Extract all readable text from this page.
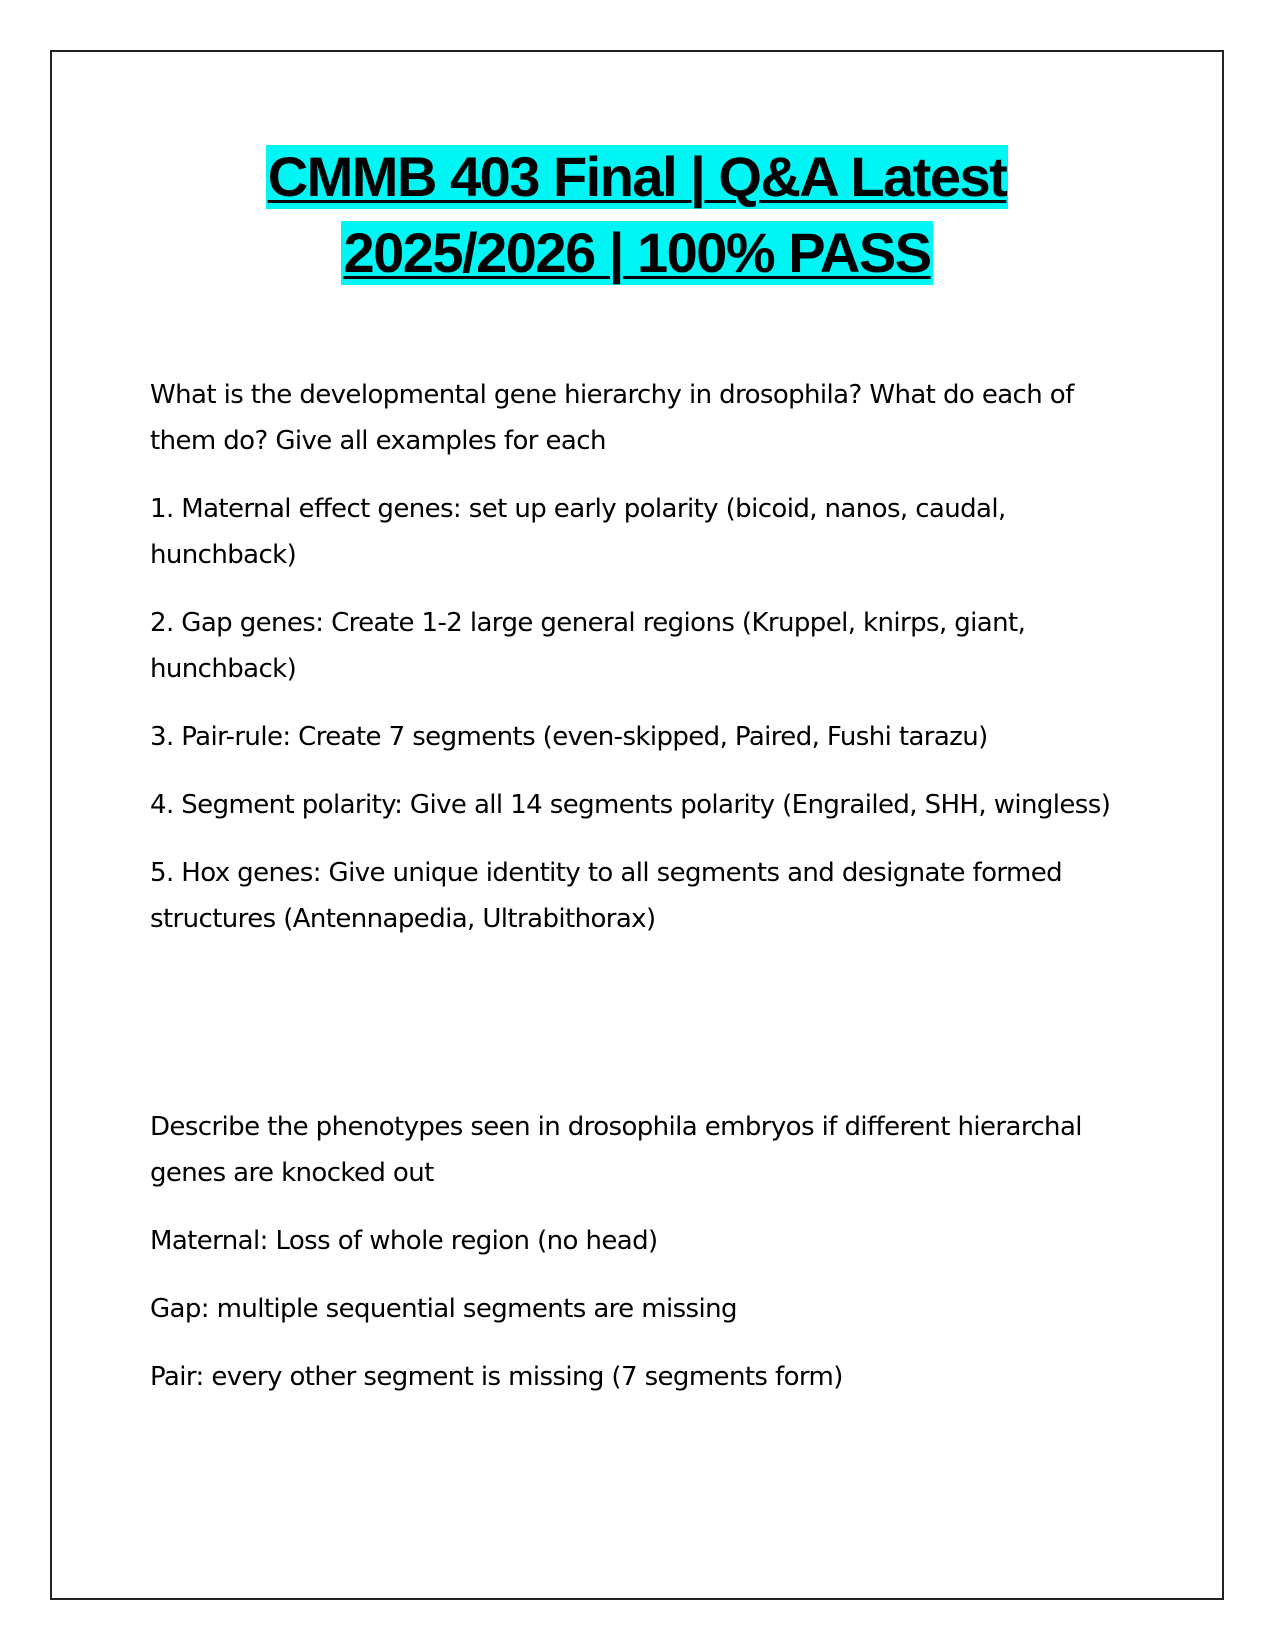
CMMB 403 Final | Q&A Latest
2025/2026 | 100% PASS

What is the developmental gene hierarchy in drosophila? What do each of them do? Give all examples for each

1. Maternal effect genes: set up early polarity (bicoid, nanos, caudal, hunchback)

2. Gap genes: Create 1-2 large general regions (Kruppel, knirps, giant, hunchback)

3. Pair-rule: Create 7 segments (even-skipped, Paired, Fushi tarazu)

4. Segment polarity: Give all 14 segments polarity (Engrailed, SHH, wingless)

5. Hox genes: Give unique identity to all segments and designate formed structures (Antennapedia, Ultrabithorax)

Describe the phenotypes seen in drosophila embryos if different hierarchal genes are knocked out

Maternal: Loss of whole region (no head)

Gap: multiple sequential segments are missing

Pair: every other segment is missing (7 segments form)
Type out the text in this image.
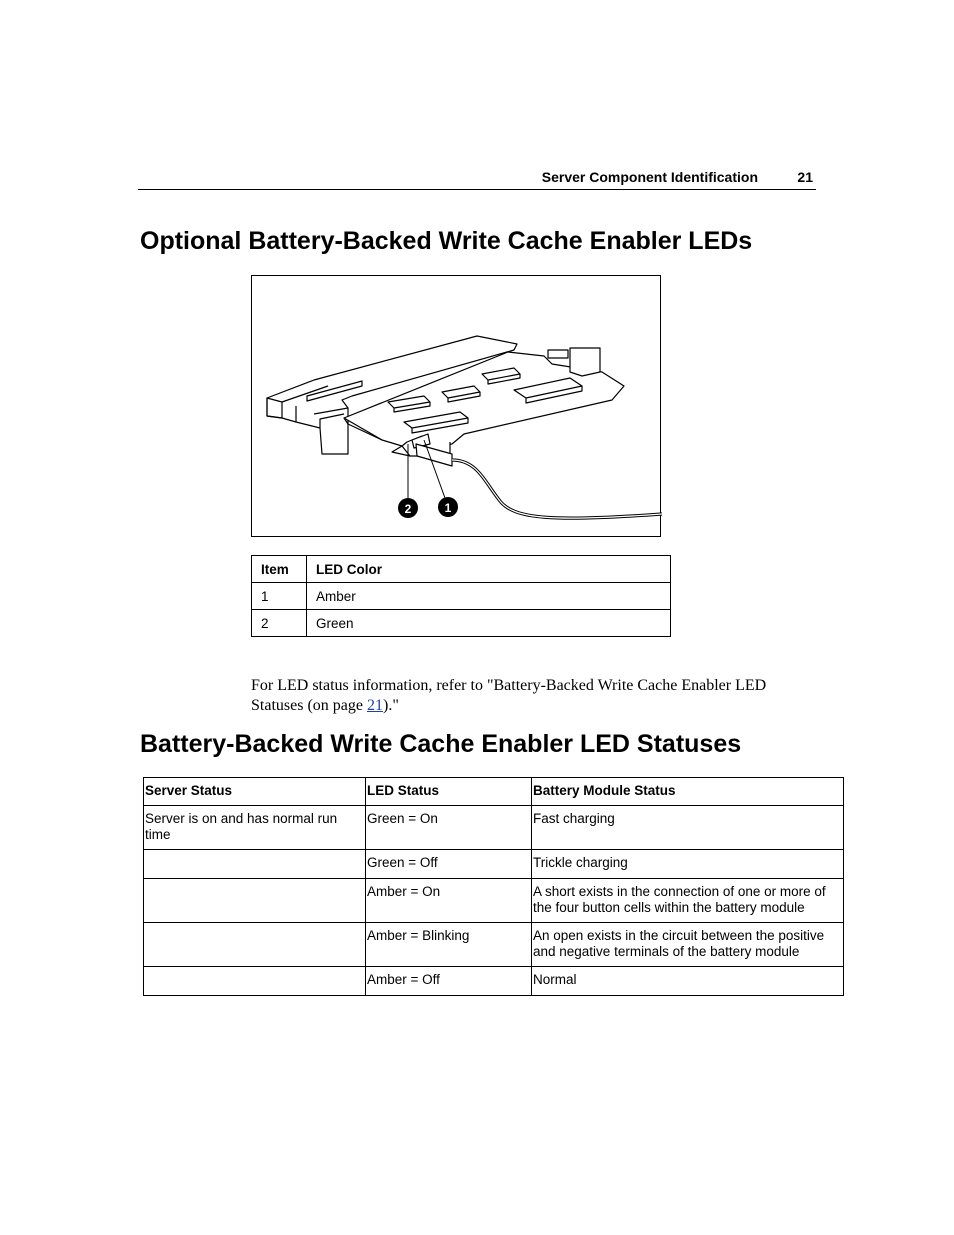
Server Component Identification	21
Optional Battery-Backed Write Cache Enabler LEDs
2	1
Item	LED Color
1	Amber
2	Green

For LED status information, refer to "Battery-Backed Write Cache Enabler LED Statuses (on page 21)."

Battery-Backed Write Cache Enabler LED Statuses
Server Status	LED Status	Battery Module Status
Server is on and has normal run time	Green = On	Fast charging
	Green = Off	Trickle charging
	Amber = On	A short exists in the connection of one or more of the four button cells within the battery module
	Amber = Blinking	An open exists in the circuit between the positive and negative terminals of the battery module
	Amber = Off	Normal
══════
What you have to do:
Make a word-for-word repeat of the material, skipping all pictures.

Response:
Extract all readable text from this page.
CMMB 403 Final | Q&A Latest
2025/2026 | 100% PASS

What is the developmental gene hierarchy in drosophila? What do each of them do? Give all examples for each

1. Maternal effect genes: set up early polarity (bicoid, nanos, caudal, hunchback)

2. Gap genes: Create 1-2 large general regions (Kruppel, knirps, giant, hunchback)

3. Pair-rule: Create 7 segments (even-skipped, Paired, Fushi tarazu)

4. Segment polarity: Give all 14 segments polarity (Engrailed, SHH, wingless)

5. Hox genes: Give unique identity to all segments and designate formed structures (Antennapedia, Ultrabithorax)

Describe the phenotypes seen in drosophila embryos if different hierarchal genes are knocked out

Maternal: Loss of whole region (no head)

Gap: multiple sequential segments are missing

Pair: every other segment is missing (7 segments form)
Type out the text in this image.
Server Component Identification	21
Optional Battery-Backed Write Cache Enabler LEDs
2	1
Item	LED Color
1	Amber
2	Green

For LED status information, refer to "Battery-Backed Write Cache Enabler LED Statuses (on page 21)."

Battery-Backed Write Cache Enabler LED Statuses
Server Status	LED Status	Battery Module Status
Server is on and has normal run time	Green = On	Fast charging
	Green = Off	Trickle charging
	Amber = On	A short exists in the connection of one or more of the four button cells within the battery module
	Amber = Blinking	An open exists in the circuit between the positive and negative terminals of the battery module
	Amber = Off	Normal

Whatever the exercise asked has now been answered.